*Stated goal*. Select and copy out every line in the records containing "name".
====== Information supplied ======
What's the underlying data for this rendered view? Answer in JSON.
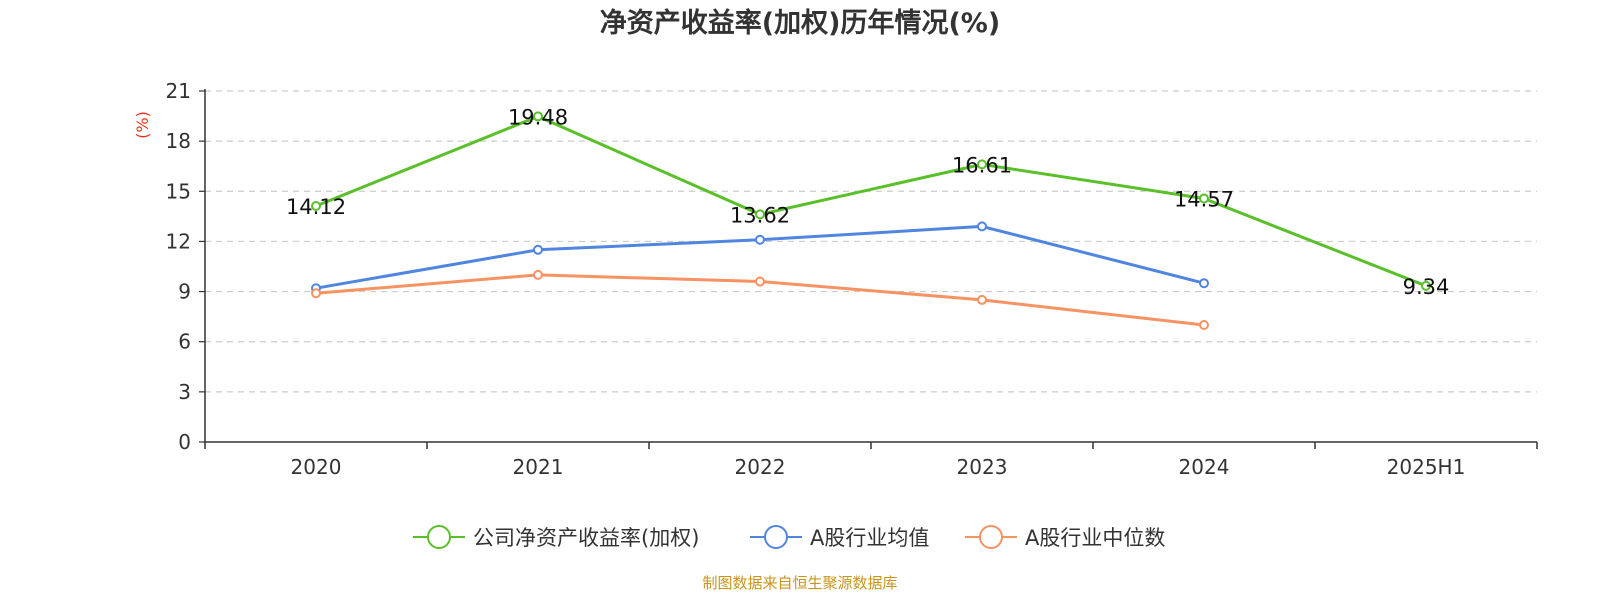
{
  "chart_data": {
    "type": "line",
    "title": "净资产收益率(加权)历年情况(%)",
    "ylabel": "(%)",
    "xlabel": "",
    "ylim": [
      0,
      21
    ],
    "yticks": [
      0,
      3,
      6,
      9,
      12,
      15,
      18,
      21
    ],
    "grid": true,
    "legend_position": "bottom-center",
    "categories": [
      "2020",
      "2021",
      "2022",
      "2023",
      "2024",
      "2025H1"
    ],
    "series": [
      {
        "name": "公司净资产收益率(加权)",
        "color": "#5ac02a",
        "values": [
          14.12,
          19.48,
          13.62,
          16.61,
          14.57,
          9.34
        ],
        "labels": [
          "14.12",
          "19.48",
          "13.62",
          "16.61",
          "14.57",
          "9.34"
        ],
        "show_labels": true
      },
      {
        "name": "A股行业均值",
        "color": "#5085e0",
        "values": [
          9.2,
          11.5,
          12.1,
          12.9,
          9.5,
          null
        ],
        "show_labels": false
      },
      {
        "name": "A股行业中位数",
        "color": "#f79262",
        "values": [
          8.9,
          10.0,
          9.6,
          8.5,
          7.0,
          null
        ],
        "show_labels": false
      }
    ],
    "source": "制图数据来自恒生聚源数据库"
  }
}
======
*Reply to the task*.
        "name": "公司净资产收益率(加权)",
        "name": "A股行业均值",
        "name": "A股行业中位数",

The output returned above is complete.